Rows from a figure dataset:
— begin —
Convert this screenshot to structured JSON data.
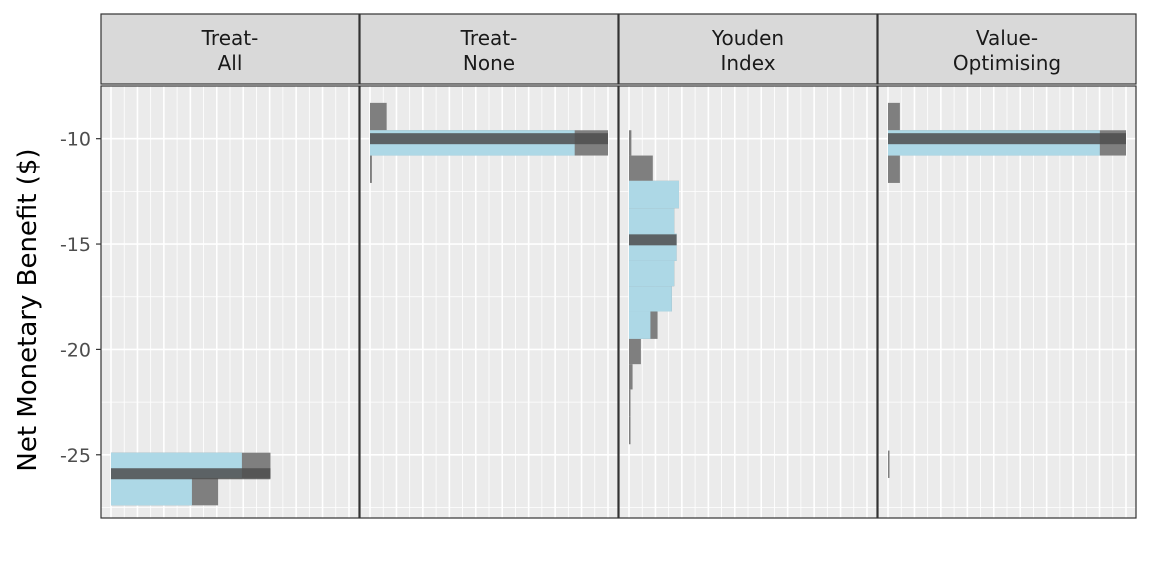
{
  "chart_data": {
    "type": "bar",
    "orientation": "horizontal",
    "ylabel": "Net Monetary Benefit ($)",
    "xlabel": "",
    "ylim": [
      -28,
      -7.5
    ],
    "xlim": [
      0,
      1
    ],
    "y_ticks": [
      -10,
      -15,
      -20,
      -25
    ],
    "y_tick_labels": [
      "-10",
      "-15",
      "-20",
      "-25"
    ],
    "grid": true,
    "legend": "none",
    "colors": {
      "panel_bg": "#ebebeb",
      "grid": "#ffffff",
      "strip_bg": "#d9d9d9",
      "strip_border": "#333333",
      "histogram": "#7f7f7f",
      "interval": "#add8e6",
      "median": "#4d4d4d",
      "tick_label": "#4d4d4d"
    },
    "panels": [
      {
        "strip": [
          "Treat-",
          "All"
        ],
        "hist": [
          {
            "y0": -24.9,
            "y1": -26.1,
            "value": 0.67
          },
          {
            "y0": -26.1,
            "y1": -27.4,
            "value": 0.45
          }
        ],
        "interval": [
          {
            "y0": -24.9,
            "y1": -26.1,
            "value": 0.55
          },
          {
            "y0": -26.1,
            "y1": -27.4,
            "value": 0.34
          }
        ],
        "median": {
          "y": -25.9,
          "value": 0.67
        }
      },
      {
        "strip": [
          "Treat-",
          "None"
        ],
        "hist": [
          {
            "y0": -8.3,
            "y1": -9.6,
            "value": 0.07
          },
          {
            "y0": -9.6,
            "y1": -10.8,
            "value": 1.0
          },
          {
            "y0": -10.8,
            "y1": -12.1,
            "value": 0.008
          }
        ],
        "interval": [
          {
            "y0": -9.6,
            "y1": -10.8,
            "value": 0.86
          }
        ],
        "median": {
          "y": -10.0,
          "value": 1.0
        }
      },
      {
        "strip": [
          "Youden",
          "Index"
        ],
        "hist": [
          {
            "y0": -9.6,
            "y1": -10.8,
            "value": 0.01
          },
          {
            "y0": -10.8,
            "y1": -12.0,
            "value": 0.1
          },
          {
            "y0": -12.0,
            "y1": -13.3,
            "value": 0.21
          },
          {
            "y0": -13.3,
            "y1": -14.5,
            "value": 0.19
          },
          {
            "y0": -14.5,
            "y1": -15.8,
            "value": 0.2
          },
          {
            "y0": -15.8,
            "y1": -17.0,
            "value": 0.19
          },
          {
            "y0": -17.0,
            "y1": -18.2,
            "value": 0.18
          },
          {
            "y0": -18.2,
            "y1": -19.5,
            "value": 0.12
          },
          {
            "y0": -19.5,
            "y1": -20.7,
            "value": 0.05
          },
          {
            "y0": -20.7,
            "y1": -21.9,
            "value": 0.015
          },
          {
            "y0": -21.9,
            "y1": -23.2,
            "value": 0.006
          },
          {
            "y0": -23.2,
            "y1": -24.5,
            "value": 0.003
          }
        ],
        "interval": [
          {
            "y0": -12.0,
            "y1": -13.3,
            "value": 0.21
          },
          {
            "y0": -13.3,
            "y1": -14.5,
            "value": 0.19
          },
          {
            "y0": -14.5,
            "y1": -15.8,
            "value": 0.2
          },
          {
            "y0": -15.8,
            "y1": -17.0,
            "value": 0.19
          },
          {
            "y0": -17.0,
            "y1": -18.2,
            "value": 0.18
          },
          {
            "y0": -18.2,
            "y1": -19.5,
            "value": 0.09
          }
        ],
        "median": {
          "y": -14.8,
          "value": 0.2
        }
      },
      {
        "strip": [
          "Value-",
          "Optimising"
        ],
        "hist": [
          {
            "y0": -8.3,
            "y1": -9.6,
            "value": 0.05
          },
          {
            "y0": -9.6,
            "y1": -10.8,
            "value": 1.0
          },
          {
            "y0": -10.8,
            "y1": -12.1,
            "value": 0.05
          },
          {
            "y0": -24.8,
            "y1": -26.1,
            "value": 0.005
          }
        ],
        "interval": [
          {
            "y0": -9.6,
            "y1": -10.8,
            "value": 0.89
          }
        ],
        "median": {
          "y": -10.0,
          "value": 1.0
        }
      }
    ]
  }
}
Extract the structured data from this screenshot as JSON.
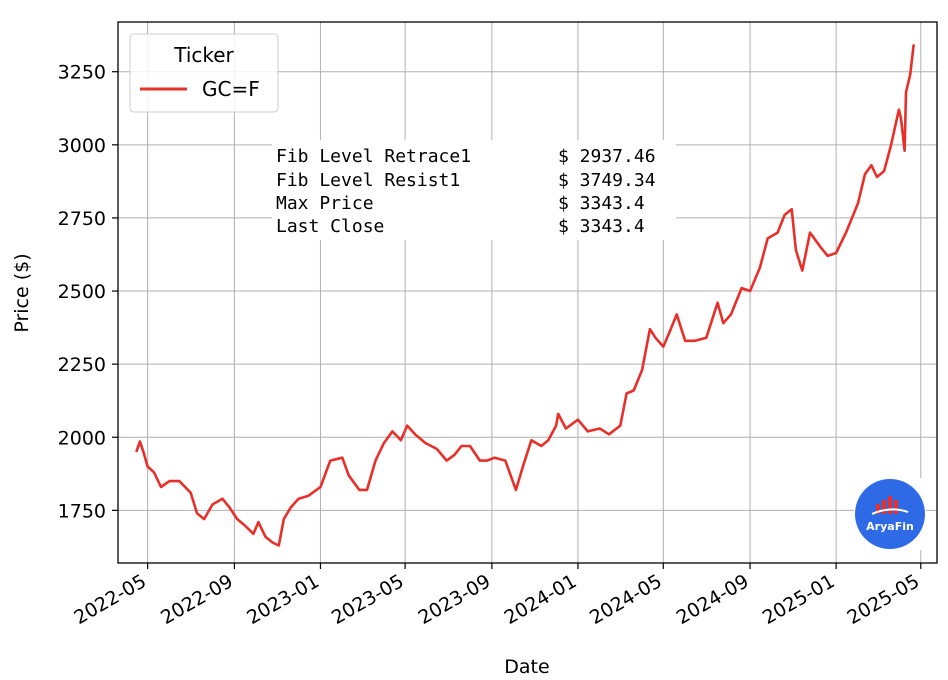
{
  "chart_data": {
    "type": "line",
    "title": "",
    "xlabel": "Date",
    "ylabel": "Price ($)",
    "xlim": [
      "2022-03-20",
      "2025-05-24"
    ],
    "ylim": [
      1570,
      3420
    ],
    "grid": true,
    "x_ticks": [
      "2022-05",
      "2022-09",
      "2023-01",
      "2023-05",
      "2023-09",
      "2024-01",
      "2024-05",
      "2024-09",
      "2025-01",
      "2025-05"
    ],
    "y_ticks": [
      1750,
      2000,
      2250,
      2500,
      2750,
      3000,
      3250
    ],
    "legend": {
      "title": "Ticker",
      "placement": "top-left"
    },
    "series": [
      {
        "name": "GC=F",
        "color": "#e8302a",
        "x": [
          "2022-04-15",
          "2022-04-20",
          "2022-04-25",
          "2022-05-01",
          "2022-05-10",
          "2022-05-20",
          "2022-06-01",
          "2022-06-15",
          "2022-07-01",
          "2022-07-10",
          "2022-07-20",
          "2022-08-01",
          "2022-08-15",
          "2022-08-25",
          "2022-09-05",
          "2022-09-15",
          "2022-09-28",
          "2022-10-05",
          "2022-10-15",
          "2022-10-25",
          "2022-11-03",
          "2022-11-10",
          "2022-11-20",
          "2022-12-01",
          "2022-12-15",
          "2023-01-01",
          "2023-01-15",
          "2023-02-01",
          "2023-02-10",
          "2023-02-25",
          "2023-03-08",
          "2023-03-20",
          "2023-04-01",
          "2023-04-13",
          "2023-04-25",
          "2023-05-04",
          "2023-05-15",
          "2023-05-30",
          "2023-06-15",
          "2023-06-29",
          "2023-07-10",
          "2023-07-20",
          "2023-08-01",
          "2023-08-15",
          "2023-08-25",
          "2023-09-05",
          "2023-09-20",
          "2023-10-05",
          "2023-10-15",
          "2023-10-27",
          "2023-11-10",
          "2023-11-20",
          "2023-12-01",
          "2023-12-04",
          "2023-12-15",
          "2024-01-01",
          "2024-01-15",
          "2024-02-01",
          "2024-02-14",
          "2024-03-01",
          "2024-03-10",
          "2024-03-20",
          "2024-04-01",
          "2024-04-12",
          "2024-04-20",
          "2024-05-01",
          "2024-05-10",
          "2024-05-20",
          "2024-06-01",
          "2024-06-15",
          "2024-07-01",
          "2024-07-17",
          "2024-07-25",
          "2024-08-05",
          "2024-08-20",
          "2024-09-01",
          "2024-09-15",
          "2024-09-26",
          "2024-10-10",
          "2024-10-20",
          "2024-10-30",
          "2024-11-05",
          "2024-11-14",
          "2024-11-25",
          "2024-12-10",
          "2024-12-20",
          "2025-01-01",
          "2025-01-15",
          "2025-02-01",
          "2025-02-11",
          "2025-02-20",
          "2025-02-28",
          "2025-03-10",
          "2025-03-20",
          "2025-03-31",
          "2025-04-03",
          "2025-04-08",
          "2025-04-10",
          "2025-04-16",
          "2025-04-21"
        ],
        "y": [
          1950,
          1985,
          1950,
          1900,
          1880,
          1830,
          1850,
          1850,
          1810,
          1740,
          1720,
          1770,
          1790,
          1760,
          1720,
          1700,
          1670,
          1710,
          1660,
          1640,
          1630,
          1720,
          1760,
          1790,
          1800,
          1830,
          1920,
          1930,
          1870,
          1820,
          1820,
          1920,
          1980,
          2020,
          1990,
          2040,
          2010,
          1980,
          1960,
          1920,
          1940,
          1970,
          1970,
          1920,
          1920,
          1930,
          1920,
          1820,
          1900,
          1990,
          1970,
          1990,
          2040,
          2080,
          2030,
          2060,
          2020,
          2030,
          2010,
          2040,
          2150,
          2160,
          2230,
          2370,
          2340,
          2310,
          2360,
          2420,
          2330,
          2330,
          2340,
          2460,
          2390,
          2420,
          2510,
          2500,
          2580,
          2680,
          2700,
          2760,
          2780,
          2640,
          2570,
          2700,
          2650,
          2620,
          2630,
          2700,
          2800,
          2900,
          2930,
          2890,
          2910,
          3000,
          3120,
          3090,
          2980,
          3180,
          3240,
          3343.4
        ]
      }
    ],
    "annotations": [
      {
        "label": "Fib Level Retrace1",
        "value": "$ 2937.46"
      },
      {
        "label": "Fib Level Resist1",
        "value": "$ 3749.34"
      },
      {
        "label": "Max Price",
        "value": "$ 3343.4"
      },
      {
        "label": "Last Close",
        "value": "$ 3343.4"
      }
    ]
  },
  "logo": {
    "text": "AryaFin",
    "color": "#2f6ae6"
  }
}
— end —
— begin —
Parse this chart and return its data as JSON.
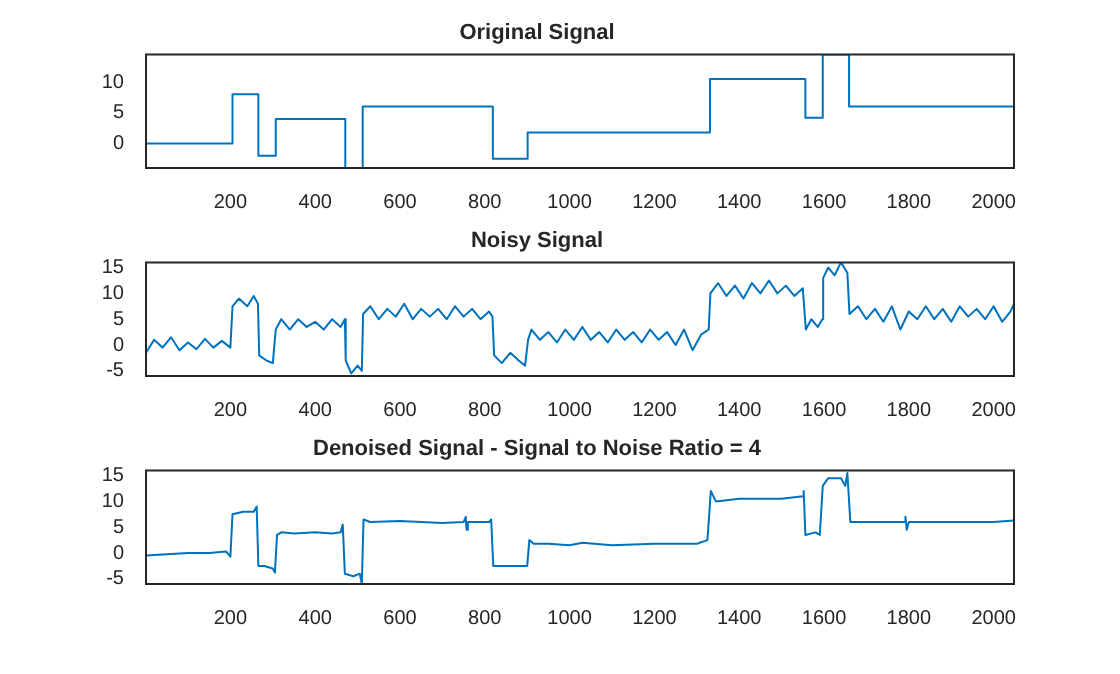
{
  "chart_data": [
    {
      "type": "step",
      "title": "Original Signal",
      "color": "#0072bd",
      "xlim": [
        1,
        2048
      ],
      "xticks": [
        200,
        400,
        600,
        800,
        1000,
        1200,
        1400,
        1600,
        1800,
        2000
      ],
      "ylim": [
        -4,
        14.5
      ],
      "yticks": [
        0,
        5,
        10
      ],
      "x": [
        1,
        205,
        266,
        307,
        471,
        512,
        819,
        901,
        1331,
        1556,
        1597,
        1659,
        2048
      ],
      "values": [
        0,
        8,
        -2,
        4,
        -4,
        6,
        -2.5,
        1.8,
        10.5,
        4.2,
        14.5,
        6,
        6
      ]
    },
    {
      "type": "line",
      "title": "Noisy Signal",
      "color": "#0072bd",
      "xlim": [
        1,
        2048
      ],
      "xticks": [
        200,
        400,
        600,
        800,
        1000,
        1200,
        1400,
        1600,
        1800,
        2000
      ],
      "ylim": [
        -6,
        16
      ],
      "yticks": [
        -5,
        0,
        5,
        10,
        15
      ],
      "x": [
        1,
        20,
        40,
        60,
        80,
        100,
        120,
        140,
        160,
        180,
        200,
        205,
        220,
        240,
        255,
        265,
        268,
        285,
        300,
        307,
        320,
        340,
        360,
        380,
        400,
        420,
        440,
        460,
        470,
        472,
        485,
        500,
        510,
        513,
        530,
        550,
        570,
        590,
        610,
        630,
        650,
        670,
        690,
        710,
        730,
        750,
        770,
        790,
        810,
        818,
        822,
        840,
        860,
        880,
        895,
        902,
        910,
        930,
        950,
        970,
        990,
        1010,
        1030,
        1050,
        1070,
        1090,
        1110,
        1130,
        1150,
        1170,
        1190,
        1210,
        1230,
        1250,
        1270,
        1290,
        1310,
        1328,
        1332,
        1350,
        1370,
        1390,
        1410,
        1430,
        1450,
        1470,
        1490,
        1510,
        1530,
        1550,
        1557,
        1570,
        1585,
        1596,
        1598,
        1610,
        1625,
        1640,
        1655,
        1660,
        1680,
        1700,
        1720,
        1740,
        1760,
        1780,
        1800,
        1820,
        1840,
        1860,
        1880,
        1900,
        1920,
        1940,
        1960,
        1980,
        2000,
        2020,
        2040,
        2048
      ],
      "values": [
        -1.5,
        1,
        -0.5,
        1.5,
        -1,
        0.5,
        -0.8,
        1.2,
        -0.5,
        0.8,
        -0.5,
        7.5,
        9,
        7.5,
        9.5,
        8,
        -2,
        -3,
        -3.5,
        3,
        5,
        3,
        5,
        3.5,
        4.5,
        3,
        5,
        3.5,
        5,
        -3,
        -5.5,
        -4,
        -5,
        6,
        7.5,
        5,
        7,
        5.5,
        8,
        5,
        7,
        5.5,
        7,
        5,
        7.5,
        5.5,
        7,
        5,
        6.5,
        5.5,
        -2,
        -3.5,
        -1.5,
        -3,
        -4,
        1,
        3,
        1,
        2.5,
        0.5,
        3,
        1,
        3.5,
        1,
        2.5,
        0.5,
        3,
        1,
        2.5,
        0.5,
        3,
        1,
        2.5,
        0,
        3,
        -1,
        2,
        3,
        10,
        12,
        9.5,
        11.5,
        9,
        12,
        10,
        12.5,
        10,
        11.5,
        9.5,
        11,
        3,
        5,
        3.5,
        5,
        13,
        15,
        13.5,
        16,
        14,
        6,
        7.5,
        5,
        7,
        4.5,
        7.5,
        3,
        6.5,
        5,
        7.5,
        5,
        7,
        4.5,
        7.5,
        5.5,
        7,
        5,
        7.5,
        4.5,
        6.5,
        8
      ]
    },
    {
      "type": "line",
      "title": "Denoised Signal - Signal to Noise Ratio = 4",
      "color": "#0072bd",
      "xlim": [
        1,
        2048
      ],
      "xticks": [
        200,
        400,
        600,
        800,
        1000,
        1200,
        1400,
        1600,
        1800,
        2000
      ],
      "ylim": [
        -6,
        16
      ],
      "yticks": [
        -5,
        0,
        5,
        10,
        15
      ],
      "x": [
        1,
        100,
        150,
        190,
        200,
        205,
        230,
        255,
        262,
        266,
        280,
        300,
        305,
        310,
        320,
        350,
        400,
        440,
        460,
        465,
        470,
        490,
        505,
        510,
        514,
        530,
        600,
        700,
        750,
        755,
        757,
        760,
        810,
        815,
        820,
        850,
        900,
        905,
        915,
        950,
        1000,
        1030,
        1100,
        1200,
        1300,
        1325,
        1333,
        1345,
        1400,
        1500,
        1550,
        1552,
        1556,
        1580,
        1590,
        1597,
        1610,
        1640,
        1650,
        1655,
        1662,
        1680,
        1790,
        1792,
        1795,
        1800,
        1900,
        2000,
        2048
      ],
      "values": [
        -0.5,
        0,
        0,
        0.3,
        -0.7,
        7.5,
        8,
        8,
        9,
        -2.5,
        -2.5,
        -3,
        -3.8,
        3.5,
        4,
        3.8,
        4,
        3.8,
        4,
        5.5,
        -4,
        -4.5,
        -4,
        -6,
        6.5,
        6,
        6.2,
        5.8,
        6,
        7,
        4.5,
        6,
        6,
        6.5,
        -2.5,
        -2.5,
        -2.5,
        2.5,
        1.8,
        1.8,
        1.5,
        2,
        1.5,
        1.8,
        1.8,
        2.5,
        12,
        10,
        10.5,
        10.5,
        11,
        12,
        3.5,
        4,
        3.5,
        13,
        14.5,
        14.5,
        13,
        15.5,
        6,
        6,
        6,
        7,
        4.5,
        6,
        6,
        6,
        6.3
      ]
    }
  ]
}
— end —
Task details :: Copy every line that includes the string "Signal" from the material above.

Output ::
      "title": "Original Signal",
      "title": "Noisy Signal",
      "title": "Denoised Signal - Signal to Noise Ratio = 4",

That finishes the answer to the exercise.